(THE DATA)
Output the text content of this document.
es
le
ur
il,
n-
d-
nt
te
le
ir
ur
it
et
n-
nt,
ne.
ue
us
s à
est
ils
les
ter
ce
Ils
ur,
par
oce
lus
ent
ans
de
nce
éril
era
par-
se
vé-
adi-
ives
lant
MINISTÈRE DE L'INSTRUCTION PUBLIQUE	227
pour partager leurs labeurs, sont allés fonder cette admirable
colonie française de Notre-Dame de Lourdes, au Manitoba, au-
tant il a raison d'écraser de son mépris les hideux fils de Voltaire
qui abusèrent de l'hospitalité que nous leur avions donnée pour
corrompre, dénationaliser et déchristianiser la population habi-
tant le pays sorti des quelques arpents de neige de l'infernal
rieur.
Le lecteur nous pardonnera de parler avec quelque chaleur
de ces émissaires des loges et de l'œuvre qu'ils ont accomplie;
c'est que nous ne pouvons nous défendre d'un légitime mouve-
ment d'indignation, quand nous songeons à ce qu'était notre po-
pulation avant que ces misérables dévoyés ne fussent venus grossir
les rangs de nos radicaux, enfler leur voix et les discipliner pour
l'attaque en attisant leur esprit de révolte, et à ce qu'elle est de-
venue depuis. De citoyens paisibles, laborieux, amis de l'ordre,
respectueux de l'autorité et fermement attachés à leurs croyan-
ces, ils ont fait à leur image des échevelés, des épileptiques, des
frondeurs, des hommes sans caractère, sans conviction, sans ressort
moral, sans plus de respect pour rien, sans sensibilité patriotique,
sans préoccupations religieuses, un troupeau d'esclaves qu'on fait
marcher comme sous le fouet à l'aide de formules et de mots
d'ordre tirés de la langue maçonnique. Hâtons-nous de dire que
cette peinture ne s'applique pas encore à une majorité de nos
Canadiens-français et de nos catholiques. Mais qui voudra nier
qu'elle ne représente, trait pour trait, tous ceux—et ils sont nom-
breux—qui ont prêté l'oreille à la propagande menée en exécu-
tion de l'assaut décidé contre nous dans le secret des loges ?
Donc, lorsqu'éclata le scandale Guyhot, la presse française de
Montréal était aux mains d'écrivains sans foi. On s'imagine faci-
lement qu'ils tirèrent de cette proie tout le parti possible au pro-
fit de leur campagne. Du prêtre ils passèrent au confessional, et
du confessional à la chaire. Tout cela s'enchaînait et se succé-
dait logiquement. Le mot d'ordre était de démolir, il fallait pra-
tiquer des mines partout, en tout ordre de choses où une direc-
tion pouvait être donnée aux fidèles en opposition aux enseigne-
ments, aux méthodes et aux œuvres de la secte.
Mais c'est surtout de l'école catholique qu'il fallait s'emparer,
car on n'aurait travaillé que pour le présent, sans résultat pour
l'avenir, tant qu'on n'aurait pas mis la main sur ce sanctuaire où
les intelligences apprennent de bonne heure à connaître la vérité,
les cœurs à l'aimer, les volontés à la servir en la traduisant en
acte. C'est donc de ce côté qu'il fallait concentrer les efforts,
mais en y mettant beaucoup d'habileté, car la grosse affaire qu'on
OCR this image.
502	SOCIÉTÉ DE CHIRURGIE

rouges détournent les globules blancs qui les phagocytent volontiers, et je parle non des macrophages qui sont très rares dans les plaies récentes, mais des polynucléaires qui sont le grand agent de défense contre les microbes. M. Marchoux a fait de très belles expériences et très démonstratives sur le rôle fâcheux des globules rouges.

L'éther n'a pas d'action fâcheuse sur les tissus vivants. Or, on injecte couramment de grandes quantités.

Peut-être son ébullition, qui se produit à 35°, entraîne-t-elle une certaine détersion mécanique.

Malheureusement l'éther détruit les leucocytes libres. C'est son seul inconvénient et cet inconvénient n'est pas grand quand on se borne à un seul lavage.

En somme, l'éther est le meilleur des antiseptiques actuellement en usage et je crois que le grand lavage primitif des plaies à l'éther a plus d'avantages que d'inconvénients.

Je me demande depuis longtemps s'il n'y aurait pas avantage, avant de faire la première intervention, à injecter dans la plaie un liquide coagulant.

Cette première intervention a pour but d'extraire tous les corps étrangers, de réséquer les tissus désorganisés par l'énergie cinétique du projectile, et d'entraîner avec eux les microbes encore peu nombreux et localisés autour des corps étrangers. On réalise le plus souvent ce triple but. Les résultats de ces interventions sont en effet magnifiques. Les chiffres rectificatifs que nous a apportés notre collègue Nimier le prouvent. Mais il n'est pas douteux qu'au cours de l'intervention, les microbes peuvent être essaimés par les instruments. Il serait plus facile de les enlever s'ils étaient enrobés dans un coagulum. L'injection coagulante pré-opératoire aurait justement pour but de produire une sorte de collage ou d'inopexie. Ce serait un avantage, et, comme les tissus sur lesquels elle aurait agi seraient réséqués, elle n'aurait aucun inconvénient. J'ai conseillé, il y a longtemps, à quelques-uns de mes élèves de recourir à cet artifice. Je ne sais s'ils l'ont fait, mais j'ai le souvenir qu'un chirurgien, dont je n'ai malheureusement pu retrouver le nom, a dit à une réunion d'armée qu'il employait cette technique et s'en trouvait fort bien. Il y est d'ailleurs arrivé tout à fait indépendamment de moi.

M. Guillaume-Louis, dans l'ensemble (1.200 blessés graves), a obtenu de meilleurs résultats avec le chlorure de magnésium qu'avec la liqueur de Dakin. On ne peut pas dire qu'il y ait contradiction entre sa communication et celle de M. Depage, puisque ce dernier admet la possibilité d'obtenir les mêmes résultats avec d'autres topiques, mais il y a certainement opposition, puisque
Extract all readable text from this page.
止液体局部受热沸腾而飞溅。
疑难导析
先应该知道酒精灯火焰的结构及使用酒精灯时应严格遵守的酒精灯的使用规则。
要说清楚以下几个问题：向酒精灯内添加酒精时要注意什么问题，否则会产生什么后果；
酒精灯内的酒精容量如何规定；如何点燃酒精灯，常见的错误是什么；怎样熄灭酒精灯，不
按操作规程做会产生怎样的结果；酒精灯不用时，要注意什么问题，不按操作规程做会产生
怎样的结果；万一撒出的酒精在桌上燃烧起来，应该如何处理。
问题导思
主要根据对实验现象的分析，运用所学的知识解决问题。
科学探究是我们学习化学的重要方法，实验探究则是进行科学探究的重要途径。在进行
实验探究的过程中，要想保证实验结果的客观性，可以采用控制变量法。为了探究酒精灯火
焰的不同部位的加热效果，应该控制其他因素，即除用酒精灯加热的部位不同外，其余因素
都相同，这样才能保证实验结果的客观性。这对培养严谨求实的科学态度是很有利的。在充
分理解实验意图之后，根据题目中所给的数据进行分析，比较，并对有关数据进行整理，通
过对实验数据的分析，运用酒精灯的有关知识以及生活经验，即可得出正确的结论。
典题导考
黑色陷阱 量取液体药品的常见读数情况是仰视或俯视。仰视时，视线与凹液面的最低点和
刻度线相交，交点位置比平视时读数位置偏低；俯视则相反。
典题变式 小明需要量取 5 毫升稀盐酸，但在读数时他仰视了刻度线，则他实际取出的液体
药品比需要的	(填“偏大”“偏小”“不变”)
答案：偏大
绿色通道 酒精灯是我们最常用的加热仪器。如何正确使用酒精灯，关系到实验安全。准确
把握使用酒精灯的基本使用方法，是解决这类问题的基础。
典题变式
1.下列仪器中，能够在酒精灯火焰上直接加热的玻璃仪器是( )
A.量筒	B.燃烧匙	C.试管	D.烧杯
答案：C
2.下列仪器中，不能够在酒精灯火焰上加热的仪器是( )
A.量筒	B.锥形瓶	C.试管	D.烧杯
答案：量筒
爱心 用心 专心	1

(SET EXERCISE) Please reproduce each line exactly as written.

(SOLVED EXERCISE)
Output the text content of this document.
es
le
ur
il,
n-
d-
nt
te
le
ir
ur
it
et
n-
nt,
ne.
ue
us
s à
est
ils
les
ter
ce
Ils
ur,
par
oce
lus
ent
ans
de
nce
éril
era
par-
se
vé-
adi-
ives
lant
MINISTÈRE DE L'INSTRUCTION PUBLIQUE	227
pour partager leurs labeurs, sont allés fonder cette admirable
colonie française de Notre-Dame de Lourdes, au Manitoba, au-
tant il a raison d'écraser de son mépris les hideux fils de Voltaire
qui abusèrent de l'hospitalité que nous leur avions donnée pour
corrompre, dénationaliser et déchristianiser la population habi-
tant le pays sorti des quelques arpents de neige de l'infernal
rieur.
Le lecteur nous pardonnera de parler avec quelque chaleur
de ces émissaires des loges et de l'œuvre qu'ils ont accomplie;
c'est que nous ne pouvons nous défendre d'un légitime mouve-
ment d'indignation, quand nous songeons à ce qu'était notre po-
pulation avant que ces misérables dévoyés ne fussent venus grossir
les rangs de nos radicaux, enfler leur voix et les discipliner pour
l'attaque en attisant leur esprit de révolte, et à ce qu'elle est de-
venue depuis. De citoyens paisibles, laborieux, amis de l'ordre,
respectueux de l'autorité et fermement attachés à leurs croyan-
ces, ils ont fait à leur image des échevelés, des épileptiques, des
frondeurs, des hommes sans caractère, sans conviction, sans ressort
moral, sans plus de respect pour rien, sans sensibilité patriotique,
sans préoccupations religieuses, un troupeau d'esclaves qu'on fait
marcher comme sous le fouet à l'aide de formules et de mots
d'ordre tirés de la langue maçonnique. Hâtons-nous de dire que
cette peinture ne s'applique pas encore à une majorité de nos
Canadiens-français et de nos catholiques. Mais qui voudra nier
qu'elle ne représente, trait pour trait, tous ceux—et ils sont nom-
breux—qui ont prêté l'oreille à la propagande menée en exécu-
tion de l'assaut décidé contre nous dans le secret des loges ?
Donc, lorsqu'éclata le scandale Guyhot, la presse française de
Montréal était aux mains d'écrivains sans foi. On s'imagine faci-
lement qu'ils tirèrent de cette proie tout le parti possible au pro-
fit de leur campagne. Du prêtre ils passèrent au confessional, et
du confessional à la chaire. Tout cela s'enchaînait et se succé-
dait logiquement. Le mot d'ordre était de démolir, il fallait pra-
tiquer des mines partout, en tout ordre de choses où une direc-
tion pouvait être donnée aux fidèles en opposition aux enseigne-
ments, aux méthodes et aux œuvres de la secte.
Mais c'est surtout de l'école catholique qu'il fallait s'emparer,
car on n'aurait travaillé que pour le présent, sans résultat pour
l'avenir, tant qu'on n'aurait pas mis la main sur ce sanctuaire où
les intelligences apprennent de bonne heure à connaître la vérité,
les cœurs à l'aimer, les volontés à la servir en la traduisant en
acte. C'est donc de ce côté qu'il fallait concentrer les efforts,
mais en y mettant beaucoup d'habileté, car la grosse affaire qu'on
OCR this image.
502	SOCIÉTÉ DE CHIRURGIE

rouges détournent les globules blancs qui les phagocytent volontiers, et je parle non des macrophages qui sont très rares dans les plaies récentes, mais des polynucléaires qui sont le grand agent de défense contre les microbes. M. Marchoux a fait de très belles expériences et très démonstratives sur le rôle fâcheux des globules rouges.

L'éther n'a pas d'action fâcheuse sur les tissus vivants. Or, on injecte couramment de grandes quantités.

Peut-être son ébullition, qui se produit à 35°, entraîne-t-elle une certaine détersion mécanique.

Malheureusement l'éther détruit les leucocytes libres. C'est son seul inconvénient et cet inconvénient n'est pas grand quand on se borne à un seul lavage.

En somme, l'éther est le meilleur des antiseptiques actuellement en usage et je crois que le grand lavage primitif des plaies à l'éther a plus d'avantages que d'inconvénients.

Je me demande depuis longtemps s'il n'y aurait pas avantage, avant de faire la première intervention, à injecter dans la plaie un liquide coagulant.

Cette première intervention a pour but d'extraire tous les corps étrangers, de réséquer les tissus désorganisés par l'énergie cinétique du projectile, et d'entraîner avec eux les microbes encore peu nombreux et localisés autour des corps étrangers. On réalise le plus souvent ce triple but. Les résultats de ces interventions sont en effet magnifiques. Les chiffres rectificatifs que nous a apportés notre collègue Nimier le prouvent. Mais il n'est pas douteux qu'au cours de l'intervention, les microbes peuvent être essaimés par les instruments. Il serait plus facile de les enlever s'ils étaient enrobés dans un coagulum. L'injection coagulante pré-opératoire aurait justement pour but de produire une sorte de collage ou d'inopexie. Ce serait un avantage, et, comme les tissus sur lesquels elle aurait agi seraient réséqués, elle n'aurait aucun inconvénient. J'ai conseillé, il y a longtemps, à quelques-uns de mes élèves de recourir à cet artifice. Je ne sais s'ils l'ont fait, mais j'ai le souvenir qu'un chirurgien, dont je n'ai malheureusement pu retrouver le nom, a dit à une réunion d'armée qu'il employait cette technique et s'en trouvait fort bien. Il y est d'ailleurs arrivé tout à fait indépendamment de moi.

M. Guillaume-Louis, dans l'ensemble (1.200 blessés graves), a obtenu de meilleurs résultats avec le chlorure de magnésium qu'avec la liqueur de Dakin. On ne peut pas dire qu'il y ait contradiction entre sa communication et celle de M. Depage, puisque ce dernier admet la possibilité d'obtenir les mêmes résultats avec d'autres topiques, mais il y a certainement opposition, puisque
Extract all readable text from this page.
止液体局部受热沸腾而飞溅。
疑难导析
先应该知道酒精灯火焰的结构及使用酒精灯时应严格遵守的酒精灯的使用规则。
要说清楚以下几个问题：向酒精灯内添加酒精时要注意什么问题，否则会产生什么后果；
酒精灯内的酒精容量如何规定；如何点燃酒精灯，常见的错误是什么；怎样熄灭酒精灯，不
按操作规程做会产生怎样的结果；酒精灯不用时，要注意什么问题，不按操作规程做会产生
怎样的结果；万一撒出的酒精在桌上燃烧起来，应该如何处理。
问题导思
主要根据对实验现象的分析，运用所学的知识解决问题。
科学探究是我们学习化学的重要方法，实验探究则是进行科学探究的重要途径。在进行
实验探究的过程中，要想保证实验结果的客观性，可以采用控制变量法。为了探究酒精灯火
焰的不同部位的加热效果，应该控制其他因素，即除用酒精灯加热的部位不同外，其余因素
都相同，这样才能保证实验结果的客观性。这对培养严谨求实的科学态度是很有利的。在充
分理解实验意图之后，根据题目中所给的数据进行分析，比较，并对有关数据进行整理，通
过对实验数据的分析，运用酒精灯的有关知识以及生活经验，即可得出正确的结论。
典题导考
黑色陷阱 量取液体药品的常见读数情况是仰视或俯视。仰视时，视线与凹液面的最低点和
刻度线相交，交点位置比平视时读数位置偏低；俯视则相反。
典题变式 小明需要量取 5 毫升稀盐酸，但在读数时他仰视了刻度线，则他实际取出的液体
药品比需要的	(填“偏大”“偏小”“不变”)
答案：偏大
绿色通道 酒精灯是我们最常用的加热仪器。如何正确使用酒精灯，关系到实验安全。准确
把握使用酒精灯的基本使用方法，是解决这类问题的基础。
典题变式
1.下列仪器中，能够在酒精灯火焰上直接加热的玻璃仪器是( )
A.量筒	B.燃烧匙	C.试管	D.烧杯
答案：C
2.下列仪器中，不能够在酒精灯火焰上加热的仪器是( )
A.量筒	B.锥形瓶	C.试管	D.烧杯
答案：量筒
爱心 用心 专心	1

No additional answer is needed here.